Stored items

[BEGIN]

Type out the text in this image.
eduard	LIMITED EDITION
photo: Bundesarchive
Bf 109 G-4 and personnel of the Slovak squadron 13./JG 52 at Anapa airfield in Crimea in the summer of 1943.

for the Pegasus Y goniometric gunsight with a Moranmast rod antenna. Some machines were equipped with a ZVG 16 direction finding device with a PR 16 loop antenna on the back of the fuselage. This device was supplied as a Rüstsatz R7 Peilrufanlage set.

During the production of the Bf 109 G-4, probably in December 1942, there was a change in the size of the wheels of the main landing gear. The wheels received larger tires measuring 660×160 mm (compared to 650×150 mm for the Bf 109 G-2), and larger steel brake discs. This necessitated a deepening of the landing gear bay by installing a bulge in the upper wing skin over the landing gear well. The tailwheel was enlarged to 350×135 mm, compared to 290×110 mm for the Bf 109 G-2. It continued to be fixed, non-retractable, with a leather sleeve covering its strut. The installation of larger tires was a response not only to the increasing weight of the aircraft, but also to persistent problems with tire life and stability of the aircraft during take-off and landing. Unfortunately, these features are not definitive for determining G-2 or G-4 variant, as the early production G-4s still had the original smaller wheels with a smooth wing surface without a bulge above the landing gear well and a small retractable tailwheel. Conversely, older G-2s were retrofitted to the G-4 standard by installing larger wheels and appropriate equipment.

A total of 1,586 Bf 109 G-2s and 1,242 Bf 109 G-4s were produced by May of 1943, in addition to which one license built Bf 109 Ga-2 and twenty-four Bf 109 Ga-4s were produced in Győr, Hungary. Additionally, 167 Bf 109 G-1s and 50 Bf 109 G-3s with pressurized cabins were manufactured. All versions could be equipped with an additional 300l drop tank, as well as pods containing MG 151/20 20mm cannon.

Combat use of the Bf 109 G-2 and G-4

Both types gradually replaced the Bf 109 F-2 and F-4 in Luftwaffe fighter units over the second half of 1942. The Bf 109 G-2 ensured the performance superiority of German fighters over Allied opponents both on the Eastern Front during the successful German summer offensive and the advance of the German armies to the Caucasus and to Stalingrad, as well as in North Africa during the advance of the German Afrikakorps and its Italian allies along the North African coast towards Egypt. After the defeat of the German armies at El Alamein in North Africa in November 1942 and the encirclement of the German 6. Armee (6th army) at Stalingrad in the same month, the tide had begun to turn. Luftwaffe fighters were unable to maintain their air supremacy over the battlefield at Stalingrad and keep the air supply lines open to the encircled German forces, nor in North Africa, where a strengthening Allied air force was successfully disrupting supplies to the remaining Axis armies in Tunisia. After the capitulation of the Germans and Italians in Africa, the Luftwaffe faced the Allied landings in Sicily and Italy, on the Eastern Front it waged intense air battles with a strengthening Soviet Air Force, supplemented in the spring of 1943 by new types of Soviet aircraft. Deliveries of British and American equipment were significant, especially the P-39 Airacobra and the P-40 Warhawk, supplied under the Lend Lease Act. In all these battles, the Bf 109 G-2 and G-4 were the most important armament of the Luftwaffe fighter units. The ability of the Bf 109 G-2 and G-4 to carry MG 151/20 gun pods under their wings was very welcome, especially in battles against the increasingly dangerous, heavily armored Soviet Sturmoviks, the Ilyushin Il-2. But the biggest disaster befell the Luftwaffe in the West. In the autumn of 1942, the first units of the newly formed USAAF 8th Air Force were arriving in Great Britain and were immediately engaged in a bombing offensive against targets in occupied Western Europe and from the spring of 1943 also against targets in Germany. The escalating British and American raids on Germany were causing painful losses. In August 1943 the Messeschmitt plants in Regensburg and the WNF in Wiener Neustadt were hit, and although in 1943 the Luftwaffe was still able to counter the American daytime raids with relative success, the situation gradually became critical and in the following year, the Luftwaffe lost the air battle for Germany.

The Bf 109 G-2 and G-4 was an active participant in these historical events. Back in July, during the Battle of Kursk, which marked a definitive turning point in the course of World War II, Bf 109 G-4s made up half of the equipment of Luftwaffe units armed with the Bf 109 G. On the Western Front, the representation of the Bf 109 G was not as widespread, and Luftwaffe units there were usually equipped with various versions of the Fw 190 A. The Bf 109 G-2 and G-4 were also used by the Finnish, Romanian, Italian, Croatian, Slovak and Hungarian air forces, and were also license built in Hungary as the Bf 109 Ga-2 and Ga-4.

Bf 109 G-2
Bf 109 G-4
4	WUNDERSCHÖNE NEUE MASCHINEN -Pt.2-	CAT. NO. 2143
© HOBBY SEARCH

[END]

_INSTRUCTIONS TO FOLLOW_
Copy every line verbatim.

_SOLUTION TO THE EXERCISE_
Type out the text in this image.
eduard	LIMITED EDITION
photo: Bundesarchive
Bf 109 G-4 and personnel of the Slovak squadron 13./JG 52 at Anapa airfield in Crimea in the summer of 1943.

for the Pegasus Y goniometric gunsight with a Moranmast rod antenna. Some machines were equipped with a ZVG 16 direction finding device with a PR 16 loop antenna on the back of the fuselage. This device was supplied as a Rüstsatz R7 Peilrufanlage set.

During the production of the Bf 109 G-4, probably in December 1942, there was a change in the size of the wheels of the main landing gear. The wheels received larger tires measuring 660×160 mm (compared to 650×150 mm for the Bf 109 G-2), and larger steel brake discs. This necessitated a deepening of the landing gear bay by installing a bulge in the upper wing skin over the landing gear well. The tailwheel was enlarged to 350×135 mm, compared to 290×110 mm for the Bf 109 G-2. It continued to be fixed, non-retractable, with a leather sleeve covering its strut. The installation of larger tires was a response not only to the increasing weight of the aircraft, but also to persistent problems with tire life and stability of the aircraft during take-off and landing. Unfortunately, these features are not definitive for determining G-2 or G-4 variant, as the early production G-4s still had the original smaller wheels with a smooth wing surface without a bulge above the landing gear well and a small retractable tailwheel. Conversely, older G-2s were retrofitted to the G-4 standard by installing larger wheels and appropriate equipment.

A total of 1,586 Bf 109 G-2s and 1,242 Bf 109 G-4s were produced by May of 1943, in addition to which one license built Bf 109 Ga-2 and twenty-four Bf 109 Ga-4s were produced in Győr, Hungary. Additionally, 167 Bf 109 G-1s and 50 Bf 109 G-3s with pressurized cabins were manufactured. All versions could be equipped with an additional 300l drop tank, as well as pods containing MG 151/20 20mm cannon.

Combat use of the Bf 109 G-2 and G-4

Both types gradually replaced the Bf 109 F-2 and F-4 in Luftwaffe fighter units over the second half of 1942. The Bf 109 G-2 ensured the performance superiority of German fighters over Allied opponents both on the Eastern Front during the successful German summer offensive and the advance of the German armies to the Caucasus and to Stalingrad, as well as in North Africa during the advance of the German Afrikakorps and its Italian allies along the North African coast towards Egypt. After the defeat of the German armies at El Alamein in North Africa in November 1942 and the encirclement of the German 6. Armee (6th army) at Stalingrad in the same month, the tide had begun to turn. Luftwaffe fighters were unable to maintain their air supremacy over the battlefield at Stalingrad and keep the air supply lines open to the encircled German forces, nor in North Africa, where a strengthening Allied air force was successfully disrupting supplies to the remaining Axis armies in Tunisia. After the capitulation of the Germans and Italians in Africa, the Luftwaffe faced the Allied landings in Sicily and Italy, on the Eastern Front it waged intense air battles with a strengthening Soviet Air Force, supplemented in the spring of 1943 by new types of Soviet aircraft. Deliveries of British and American equipment were significant, especially the P-39 Airacobra and the P-40 Warhawk, supplied under the Lend Lease Act. In all these battles, the Bf 109 G-2 and G-4 were the most important armament of the Luftwaffe fighter units. The ability of the Bf 109 G-2 and G-4 to carry MG 151/20 gun pods under their wings was very welcome, especially in battles against the increasingly dangerous, heavily armored Soviet Sturmoviks, the Ilyushin Il-2. But the biggest disaster befell the Luftwaffe in the West. In the autumn of 1942, the first units of the newly formed USAAF 8th Air Force were arriving in Great Britain and were immediately engaged in a bombing offensive against targets in occupied Western Europe and from the spring of 1943 also against targets in Germany. The escalating British and American raids on Germany were causing painful losses. In August 1943 the Messeschmitt plants in Regensburg and the WNF in Wiener Neustadt were hit, and although in 1943 the Luftwaffe was still able to counter the American daytime raids with relative success, the situation gradually became critical and in the following year, the Luftwaffe lost the air battle for Germany.

The Bf 109 G-2 and G-4 was an active participant in these historical events. Back in July, during the Battle of Kursk, which marked a definitive turning point in the course of World War II, Bf 109 G-4s made up half of the equipment of Luftwaffe units armed with the Bf 109 G. On the Western Front, the representation of the Bf 109 G was not as widespread, and Luftwaffe units there were usually equipped with various versions of the Fw 190 A. The Bf 109 G-2 and G-4 were also used by the Finnish, Romanian, Italian, Croatian, Slovak and Hungarian air forces, and were also license built in Hungary as the Bf 109 Ga-2 and Ga-4.

Bf 109 G-2
Bf 109 G-4
4	WUNDERSCHÖNE NEUE MASCHINEN -Pt.2-	CAT. NO. 2143
© HOBBY SEARCH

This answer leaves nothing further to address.